Can you transcribe every line exactly and leave the pictures behind?

Records contained in a dataset:
================

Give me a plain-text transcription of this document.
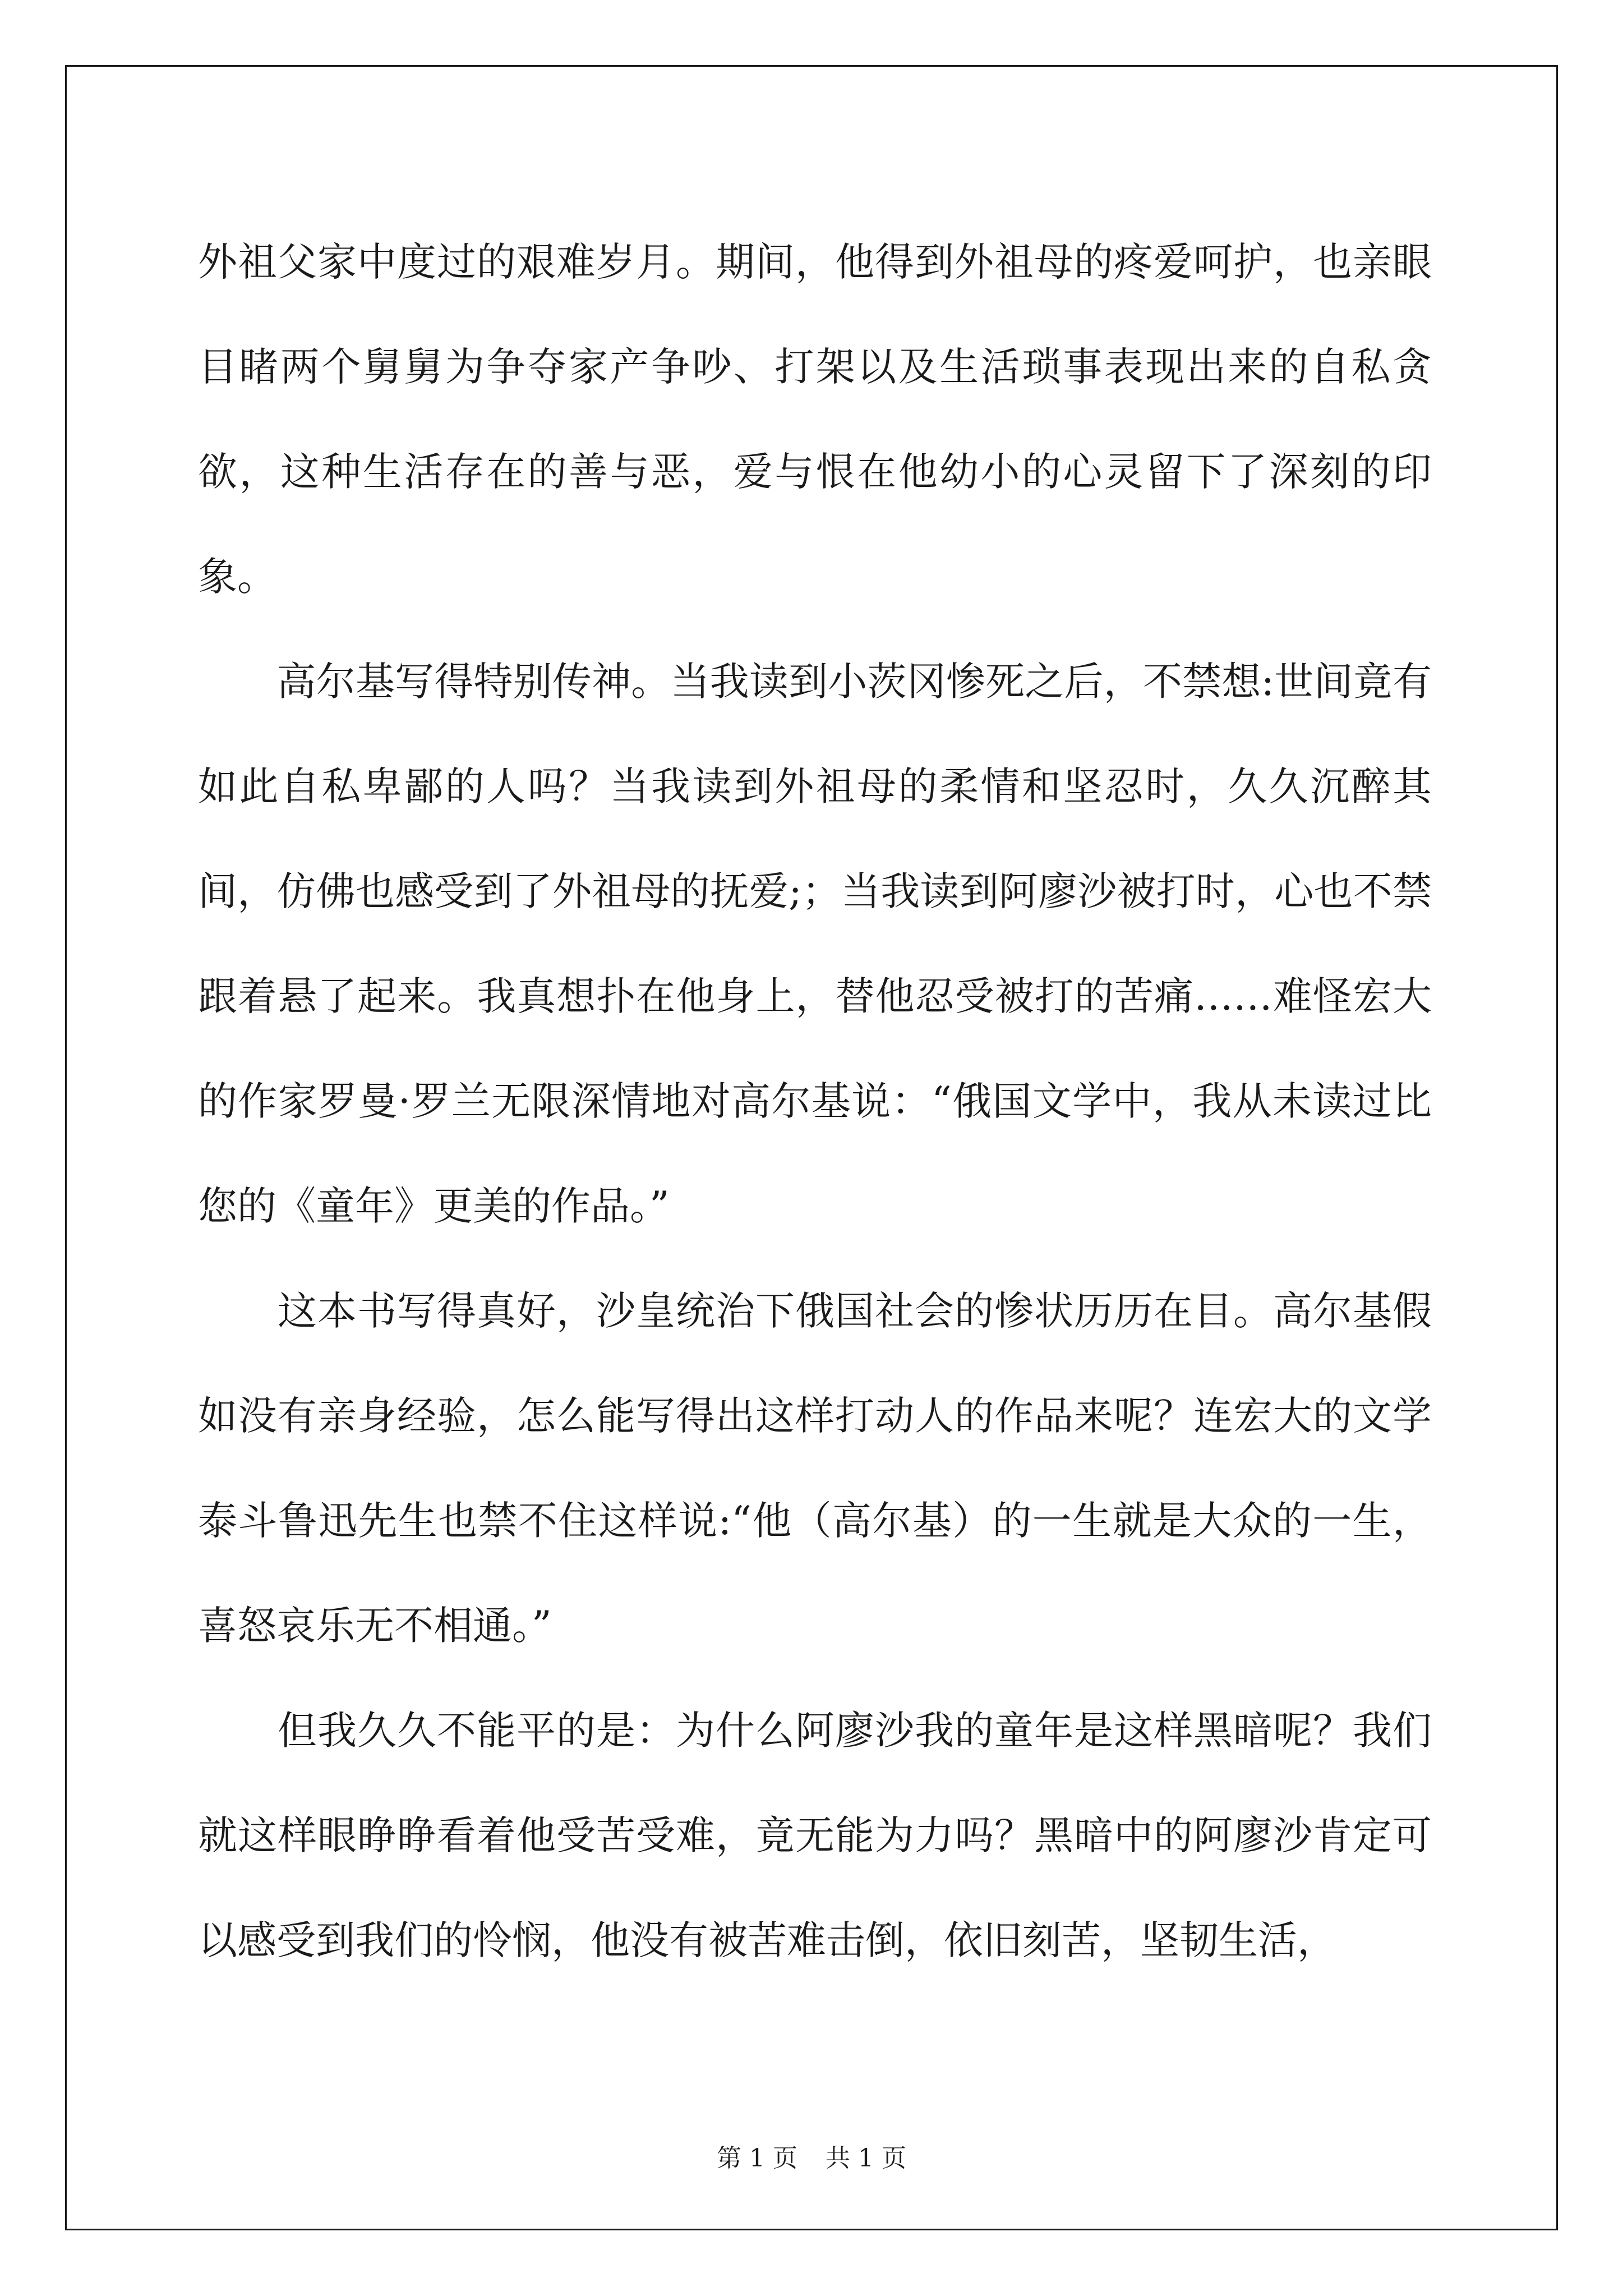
外祖父家中度过的艰难岁月。期间，他得到外祖母的疼爱呵护，也亲眼目睹两个舅舅为争夺家产争吵、打架以及生活琐事表现出来的自私贪欲，这种生活存在的善与恶，爱与恨在他幼小的心灵留下了深刻的印象。

　　高尔基写得特别传神。当我读到小茨冈惨死之后，不禁想:世间竟有如此自私卑鄙的人吗？当我读到外祖母的柔情和坚忍时，久久沉醉其间，仿佛也感受到了外祖母的抚爱;；当我读到阿廖沙被打时，心也不禁跟着悬了起来。我真想扑在他身上，替他忍受被打的苦痛……难怪宏大的作家罗曼·罗兰无限深情地对高尔基说：“俄国文学中，我从未读过比您的《童年》更美的作品。”

　　这本书写得真好，沙皇统治下俄国社会的惨状历历在目。高尔基假如没有亲身经验，怎么能写得出这样打动人的作品来呢？连宏大的文学泰斗鲁迅先生也禁不住这样说:“他（高尔基）的一生就是大众的一生，喜怒哀乐无不相通。”

　　但我久久不能平的是：为什么阿廖沙我的童年是这样黑暗呢？我们就这样眼睁睁看着他受苦受难，竟无能为力吗？黑暗中的阿廖沙肯定可以感受到我们的怜悯，他没有被苦难击倒，依旧刻苦，坚韧生活，

第 1 页 共 1 页
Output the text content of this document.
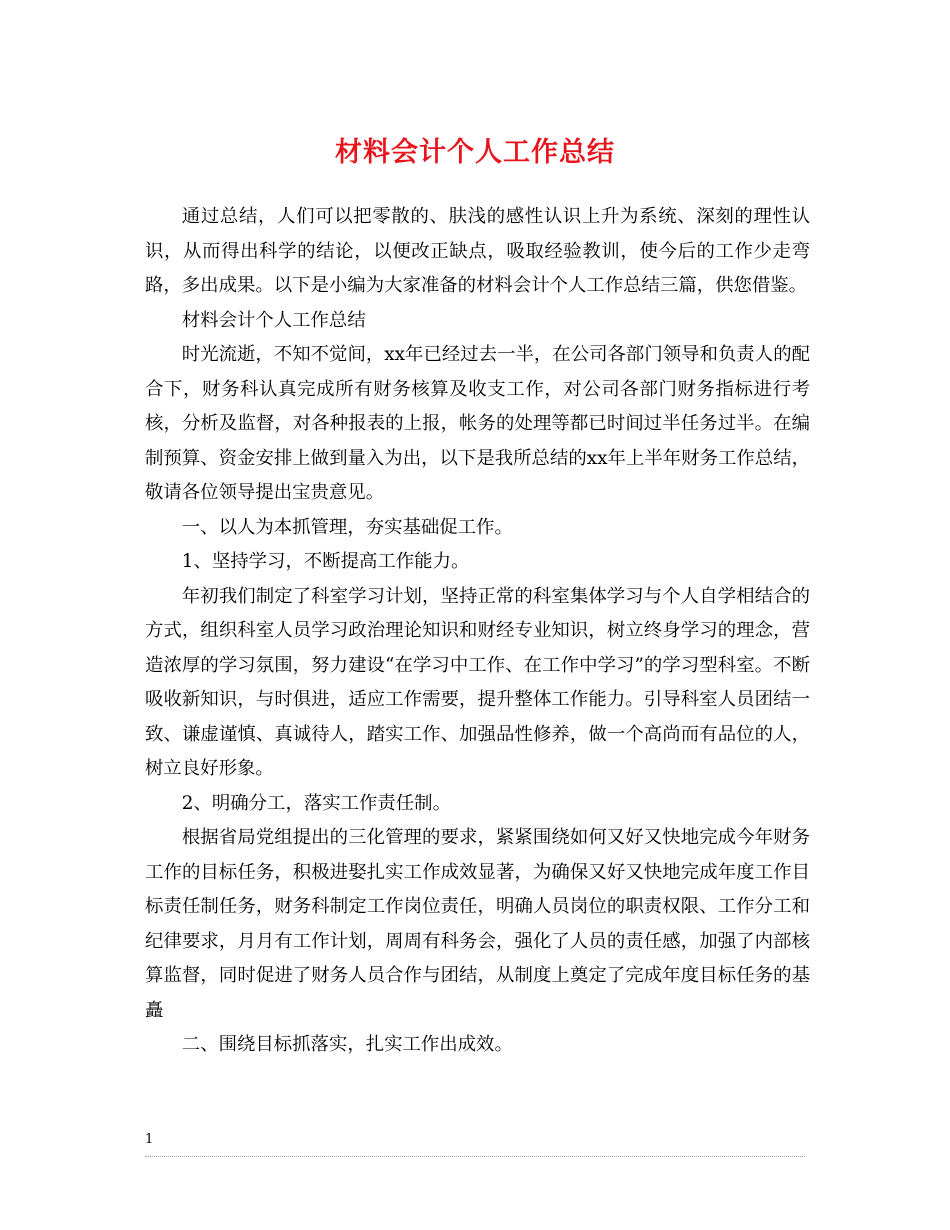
材料会计个人工作总结

通过总结，人们可以把零散的、肤浅的感性认识上升为系统、深刻的理性认识，从而得出科学的结论，以便改正缺点，吸取经验教训，使今后的工作少走弯路，多出成果。以下是小编为大家准备的材料会计个人工作总结三篇，供您借鉴。

材料会计个人工作总结

时光流逝，不知不觉间，xx年已经过去一半，在公司各部门领导和负责人的配合下，财务科认真完成所有财务核算及收支工作，对公司各部门财务指标进行考核，分析及监督，对各种报表的上报，帐务的处理等都已时间过半任务过半。在编制预算、资金安排上做到量入为出，以下是我所总结的xx年上半年财务工作总结，敬请各位领导提出宝贵意见。

一、以人为本抓管理，夯实基础促工作。

1、坚持学习，不断提高工作能力。

年初我们制定了科室学习计划，坚持正常的科室集体学习与个人自学相结合的方式，组织科室人员学习政治理论知识和财经专业知识，树立终身学习的理念，营造浓厚的学习氛围，努力建设“在学习中工作、在工作中学习”的学习型科室。不断吸收新知识，与时俱进，适应工作需要，提升整体工作能力。引导科室人员团结一致、谦虚谨慎、真诚待人，踏实工作、加强品性修养，做一个高尚而有品位的人，树立良好形象。

2、明确分工，落实工作责任制。

根据省局党组提出的三化管理的要求，紧紧围绕如何又好又快地完成今年财务工作的目标任务，积极进娶扎实工作成效显著，为确保又好又快地完成年度工作目标责任制任务，财务科制定工作岗位责任，明确人员岗位的职责权限、工作分工和纪律要求，月月有工作计划，周周有科务会，强化了人员的责任感，加强了内部核算监督，同时促进了财务人员合作与团结，从制度上奠定了完成年度目标任务的基矗

二、围绕目标抓落实，扎实工作出成效。

1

================

Output:
Give me a plain-text transcription of this document.
外祖父家中度过的艰难岁月。期间，他得到外祖母的疼爱呵护，也亲眼目睹两个舅舅为争夺家产争吵、打架以及生活琐事表现出来的自私贪欲，这种生活存在的善与恶，爱与恨在他幼小的心灵留下了深刻的印象。

　　高尔基写得特别传神。当我读到小茨冈惨死之后，不禁想:世间竟有如此自私卑鄙的人吗？当我读到外祖母的柔情和坚忍时，久久沉醉其间，仿佛也感受到了外祖母的抚爱;；当我读到阿廖沙被打时，心也不禁跟着悬了起来。我真想扑在他身上，替他忍受被打的苦痛……难怪宏大的作家罗曼·罗兰无限深情地对高尔基说：“俄国文学中，我从未读过比您的《童年》更美的作品。”

　　这本书写得真好，沙皇统治下俄国社会的惨状历历在目。高尔基假如没有亲身经验，怎么能写得出这样打动人的作品来呢？连宏大的文学泰斗鲁迅先生也禁不住这样说:“他（高尔基）的一生就是大众的一生，喜怒哀乐无不相通。”

　　但我久久不能平的是：为什么阿廖沙我的童年是这样黑暗呢？我们就这样眼睁睁看着他受苦受难，竟无能为力吗？黑暗中的阿廖沙肯定可以感受到我们的怜悯，他没有被苦难击倒，依旧刻苦，坚韧生活，

第 1 页 共 1 页
Output the text content of this document.
材料会计个人工作总结

通过总结，人们可以把零散的、肤浅的感性认识上升为系统、深刻的理性认识，从而得出科学的结论，以便改正缺点，吸取经验教训，使今后的工作少走弯路，多出成果。以下是小编为大家准备的材料会计个人工作总结三篇，供您借鉴。

材料会计个人工作总结

时光流逝，不知不觉间，xx年已经过去一半，在公司各部门领导和负责人的配合下，财务科认真完成所有财务核算及收支工作，对公司各部门财务指标进行考核，分析及监督，对各种报表的上报，帐务的处理等都已时间过半任务过半。在编制预算、资金安排上做到量入为出，以下是我所总结的xx年上半年财务工作总结，敬请各位领导提出宝贵意见。

一、以人为本抓管理，夯实基础促工作。

1、坚持学习，不断提高工作能力。

年初我们制定了科室学习计划，坚持正常的科室集体学习与个人自学相结合的方式，组织科室人员学习政治理论知识和财经专业知识，树立终身学习的理念，营造浓厚的学习氛围，努力建设“在学习中工作、在工作中学习”的学习型科室。不断吸收新知识，与时俱进，适应工作需要，提升整体工作能力。引导科室人员团结一致、谦虚谨慎、真诚待人，踏实工作、加强品性修养，做一个高尚而有品位的人，树立良好形象。

2、明确分工，落实工作责任制。

根据省局党组提出的三化管理的要求，紧紧围绕如何又好又快地完成今年财务工作的目标任务，积极进娶扎实工作成效显著，为确保又好又快地完成年度工作目标责任制任务，财务科制定工作岗位责任，明确人员岗位的职责权限、工作分工和纪律要求，月月有工作计划，周周有科务会，强化了人员的责任感，加强了内部核算监督，同时促进了财务人员合作与团结，从制度上奠定了完成年度目标任务的基矗

二、围绕目标抓落实，扎实工作出成效。

1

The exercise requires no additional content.